Beijing shift was Malcolm Turnbull’s gift to Scott Morrison

Paul Kelly
Malcolm Turnbull. Picture: John Feder
Malcolm Turnbull. Picture: John Feder

The transformation of Australian policy towards China was a decisive event under the Turnbull government — it constitutes a personal journey by Malcolm Turnbull in response to an assertive and hostile China that saw a permanent reset in relations, as Scott Morrison is demonstrating.

Turnbull arrived as prime minister imbued with a businessman’s optimism on China; witness his 2011 London speech inspired by China’s economic opportunities. He rebuffed conservatives talking up a new Cold War, said China’s economic boom would not translate into a military threat, and argued China “had even more to lose from the economic woes a major conflict would bring”.

This was Turnbull as rationalist and optimist. Referring to the US and China, he said: “We have every reason, and indeed every prospect, of remaining close and becoming closer friends of those giants.”

Like many, he got China wrong and initially missed the game plan of President Xi Jinping.

Turnbull jokes that being shocked by China’s spying is akin to the movie Casablanca, when Captain Renault declares he is “shocked — shocked” to discover gambling in Rick’s cafe. But Turnbull was shocked by China. He was shocked as prime minister to find “the industrial scale, scope and effectiveness of Chinese intelligence gathering and in particular cyber espionage”. He was shocked to find “they do more of it than anyone else, by far, and apply more resources to it than anyone else”. And he found “they’re not embarrassed by being caught”.

Malcolm Turnbull takes a selfie with US President Donald Trump and President Xi at APEC.
Malcolm Turnbull takes a selfie with US President Donald Trump and President Xi at APEC.

Turnbull said his early meetings with Xi and Premier Li Keqiang went well — indeed, he calls every such meeting a success. In his memoir he describes them as “thoughtful technocrats, professional and pragmatic managers”. It was Xi who raised the South China Sea issue, delivering a message that Turnbull summarises as: “It’s a long way from Australia, stay out of it.” Xi spoke to Turnbull about the need to avoid the “Thucydides trap” (war between an established power like the US and rising power like China).

In 2015 and 2016 Turnbull, still the rationalist, said: “The point I made repeatedly to Chinese leaders — and Obama said he made the same point — was that their whole South China Sea strategy seemed quite counter-productive. Was the tenuous advantage given by establishing these forward operating bases worth the tensions that it was creating?”

For Xi, the answer was yes. Turnbull (and Barack Obama) were talking to a China that no longer existed. Xi must have found their toothless declarations quaint. But Xi got things wrong as well. He told Turnbull he believed he would be able to conduct business with Donald Trump and Trump’s bellicose rhetoric “wouldn’t be followed through in office”. Turnbull said: “We were all wrong there.”

- - - - -

* BRIEF 1
Write out the passage of the Turnbull and China article that begins at the words "This was Turnbull" and stops after the words "President Xi Jinping.".
* BRIEF 2
Pick up the Turnbull and China article after its last sentence and continue it.

* DATA LISTING

- - - - -

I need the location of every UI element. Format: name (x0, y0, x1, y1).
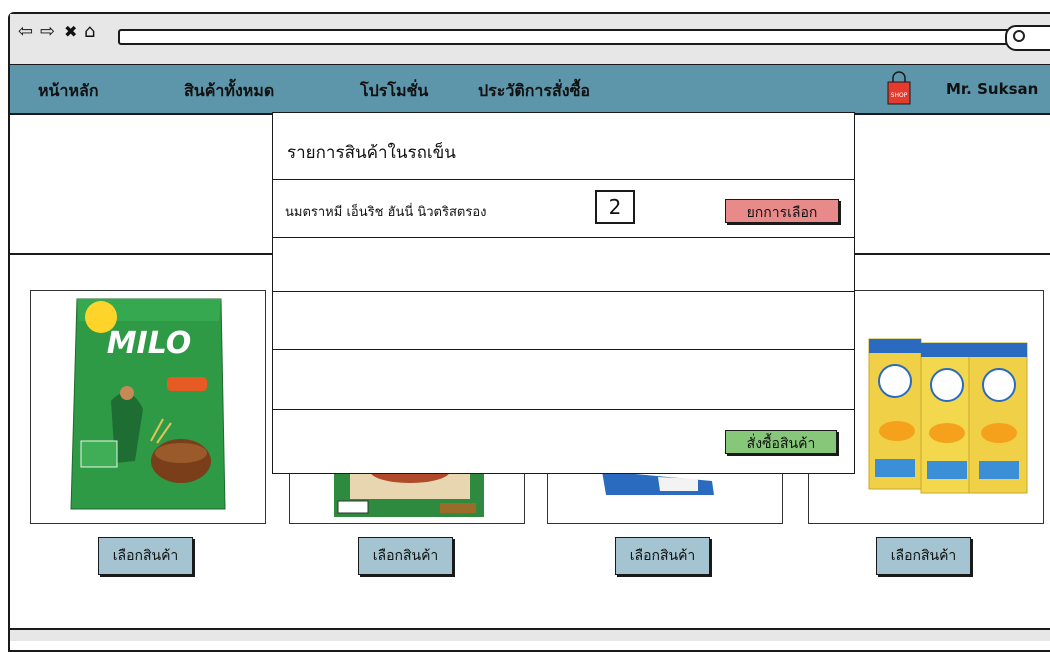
close-icon[interactable]: ✖ (64, 22, 77, 42)
product-card-milo: MILO (30, 290, 266, 524)
select-product-button-4[interactable]: เลือกสินค้า (876, 537, 971, 575)
search-icon (1013, 30, 1025, 42)
select-product-button-1[interactable]: เลือกสินค้า (98, 537, 193, 575)
quantity-field[interactable]: 2 (595, 190, 635, 224)
select-product-button-3[interactable]: เลือกสินค้า (615, 537, 710, 575)
user-name[interactable]: Mr. Suksan (946, 80, 1038, 98)
cart-row-divider (273, 409, 854, 410)
cart-row-divider (273, 179, 854, 180)
nav-all-products[interactable]: สินค้าทั้งหมด (184, 79, 274, 104)
cart-row-divider (273, 237, 854, 238)
nav-order-history[interactable]: ประวัติการสั่งซื้อ (478, 79, 590, 104)
home-icon[interactable]: ⌂ (84, 22, 95, 42)
forward-arrow-icon[interactable]: ⇨ (40, 22, 55, 42)
cart-row-divider (273, 349, 854, 350)
place-order-button[interactable]: สั่งซื้อสินค้า (725, 430, 837, 454)
shopping-bag-icon[interactable]: SHOP (887, 70, 911, 110)
cancel-selection-button[interactable]: ยกการเลือก (725, 199, 839, 223)
nav-home[interactable]: หน้าหลัก (38, 79, 99, 104)
milo-pack-image: MILO (70, 298, 226, 510)
cart-dialog: รายการสินค้าในรถเข็น นมตราหมี เอ็นริช ฮั… (272, 112, 855, 474)
cart-title: รายการสินค้าในรถเข็น (287, 143, 456, 163)
address-bar[interactable] (118, 29, 1012, 45)
cart-badge-label: SHOP (891, 92, 908, 99)
search-box[interactable] (1005, 25, 1050, 51)
back-arrow-icon[interactable]: ⇦ (18, 22, 33, 42)
nav-promotions[interactable]: โปรโมชั่น (360, 79, 428, 104)
cart-item-name: นมตราหมี เอ็นริช ฮันนี่ นิวตริสตรอง (285, 205, 487, 220)
select-product-button-2[interactable]: เลือกสินค้า (358, 537, 453, 575)
bottom-bar (10, 628, 1050, 641)
cart-row-divider (273, 291, 854, 292)
svg-text:MILO: MILO (107, 326, 192, 361)
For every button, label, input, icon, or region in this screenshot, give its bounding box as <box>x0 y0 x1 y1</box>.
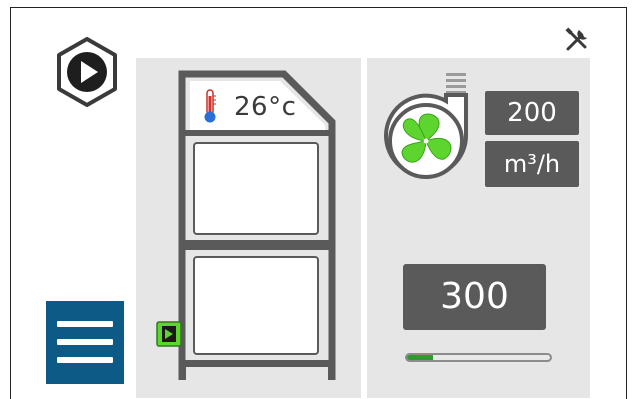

- - - - -

* RESPONSE 1
This was Turnbull as rationalist and optimist. Referring to the US and China, he said: “We have every reason, and indeed every prospect, of remaining close and becoming closer friends of those giants.”

Like many, he got China wrong and initially missed the game plan of President Xi Jinping.

* RESPONSE 2
Dining at his home with Li in 2017 Turnbull raised the opportunity that Trump offered China, given he was dumping the Trans-Pacific Partnership trade deal and dumping on America’s Asian allies. Turnbull asked: “Surely China should want to be seen as more of a cuddly panda than a scary dragon? Surely the goal should be to win the trust and confidence of your neighbours?”

Li dodged the issue. “Aha, the Thucydides trap again,” he laughed. The reality is that China had no truck with Turnbull’s logic. And Turnbull understood; the wheel was turning. Turnbull told Li that Australia would not sign up to Xi’s grand project — the Belt and Road Initiative. “We would not sign up to a slogan when we had no control over its content or substance,” Turnbull said.

He was shaken by Xi’s construction of islands as military bases, used for Chinese intimidation and Xi’s flouting of a binding international tribunal decision. Turnbull sent Australian planes and ships through the South China Sea in international waters only to find “those transits were regularly challenged by Chinese aircraft or ships”. But Turnbull declined to follow the US and send ships to transit within 12 nautical miles of the islands.

“My judgment was that we could easily play into China’s hands if we did,” he said. “If one of our ships were to be rammed and disabled within the 12-mile limit by a Chinese vessel, we don’t have the capacity to retaliate. If the Americans backed us in, then the Chinese would back off. But if Washington hesitated or, for whatever reasons, decided not to or was unable immediately to intervene, then China would have achieved an enormous propaganda win.” He decided “it wasn’t a risk worth taking” — a statement that reveals so much.

His earlier views of China were in ruins. But Turnbull had been equally shaken by briefings he got from ASIO chief Duncan Lewis, whom he found to be “very level-headed” on China’s spying. Turnbull said: “It was mostly cyber-espionage, their appetite for information seemed limitless, rang­ing from businesses, to universities, to government departments. It was on an industrial scale. Their agenda included co-opting Australian politicians and opinion leaders.”

Turnbull was convinced that previous “Australian governments had simply not been paying attention” to China’s penetration and that “our espionage laws were out of date”. Turnbull didn’t just accept what ASIO told him — he probed and tested. The government devised new foreign interference laws for a threat (from China) it branded as unprecedented.

Turnbull saw the strategic reality. “We recognised that China’s goal was to supplant the US as the leading power in the region and that was plainly not in our interests,” he said.

Turnbull said China ran an “integrated” policy. If another nation offended China “it could expect both criticism and economic consequences”; for example, “ministerial visits would be stopped, trade deals would be frozen or not followed through, Chinese tourism would drop off, foreign businesses in China would be boycotted” — the precise threats being lodged today against the Morrison government.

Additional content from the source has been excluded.